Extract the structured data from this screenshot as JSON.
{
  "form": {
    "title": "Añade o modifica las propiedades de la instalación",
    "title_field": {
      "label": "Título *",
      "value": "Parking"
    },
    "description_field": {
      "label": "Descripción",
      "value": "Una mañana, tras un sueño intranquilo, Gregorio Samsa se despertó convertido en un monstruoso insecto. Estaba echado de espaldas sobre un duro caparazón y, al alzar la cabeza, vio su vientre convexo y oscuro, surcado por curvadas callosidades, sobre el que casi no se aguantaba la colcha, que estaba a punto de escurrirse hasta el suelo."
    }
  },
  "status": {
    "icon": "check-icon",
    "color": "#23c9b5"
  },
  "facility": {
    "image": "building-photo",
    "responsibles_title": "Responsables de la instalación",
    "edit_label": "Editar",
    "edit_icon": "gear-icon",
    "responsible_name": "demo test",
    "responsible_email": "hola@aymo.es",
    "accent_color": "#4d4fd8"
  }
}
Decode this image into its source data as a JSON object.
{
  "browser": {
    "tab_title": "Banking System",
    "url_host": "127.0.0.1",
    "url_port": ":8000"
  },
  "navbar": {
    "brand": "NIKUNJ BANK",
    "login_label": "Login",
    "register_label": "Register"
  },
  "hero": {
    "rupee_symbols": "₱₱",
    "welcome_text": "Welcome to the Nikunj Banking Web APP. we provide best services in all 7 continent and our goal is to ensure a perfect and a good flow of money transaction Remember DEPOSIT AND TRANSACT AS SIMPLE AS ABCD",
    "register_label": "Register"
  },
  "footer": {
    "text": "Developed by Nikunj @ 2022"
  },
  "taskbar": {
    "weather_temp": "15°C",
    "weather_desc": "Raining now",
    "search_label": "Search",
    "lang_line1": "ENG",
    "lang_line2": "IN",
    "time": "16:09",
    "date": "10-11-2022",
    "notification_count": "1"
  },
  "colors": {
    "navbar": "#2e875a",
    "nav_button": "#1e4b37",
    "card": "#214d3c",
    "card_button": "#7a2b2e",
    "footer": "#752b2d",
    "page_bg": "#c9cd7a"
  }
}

--

--- WHAT YOU NEED TO DO ---
Produce an exact copy of the lines from the one containing "Decode this image" through the last line, and of nothing else.

--- REPLY TO THE TASK ---
Decode this image into its source data as a JSON object.
{
  "browser": {
    "tab_title": "Banking System",
    "url_host": "127.0.0.1",
    "url_port": ":8000"
  },
  "navbar": {
    "brand": "NIKUNJ BANK",
    "login_label": "Login",
    "register_label": "Register"
  },
  "hero": {
    "rupee_symbols": "₱₱",
    "welcome_text": "Welcome to the Nikunj Banking Web APP. we provide best services in all 7 continent and our goal is to ensure a perfect and a good flow of money transaction Remember DEPOSIT AND TRANSACT AS SIMPLE AS ABCD",
    "register_label": "Register"
  },
  "footer": {
    "text": "Developed by Nikunj @ 2022"
  },
  "taskbar": {
    "weather_temp": "15°C",
    "weather_desc": "Raining now",
    "search_label": "Search",
    "lang_line1": "ENG",
    "lang_line2": "IN",
    "time": "16:09",
    "date": "10-11-2022",
    "notification_count": "1"
  },
  "colors": {
    "navbar": "#2e875a",
    "nav_button": "#1e4b37",
    "card": "#214d3c",
    "card_button": "#7a2b2e",
    "footer": "#752b2d",
    "page_bg": "#c9cd7a"
  }
}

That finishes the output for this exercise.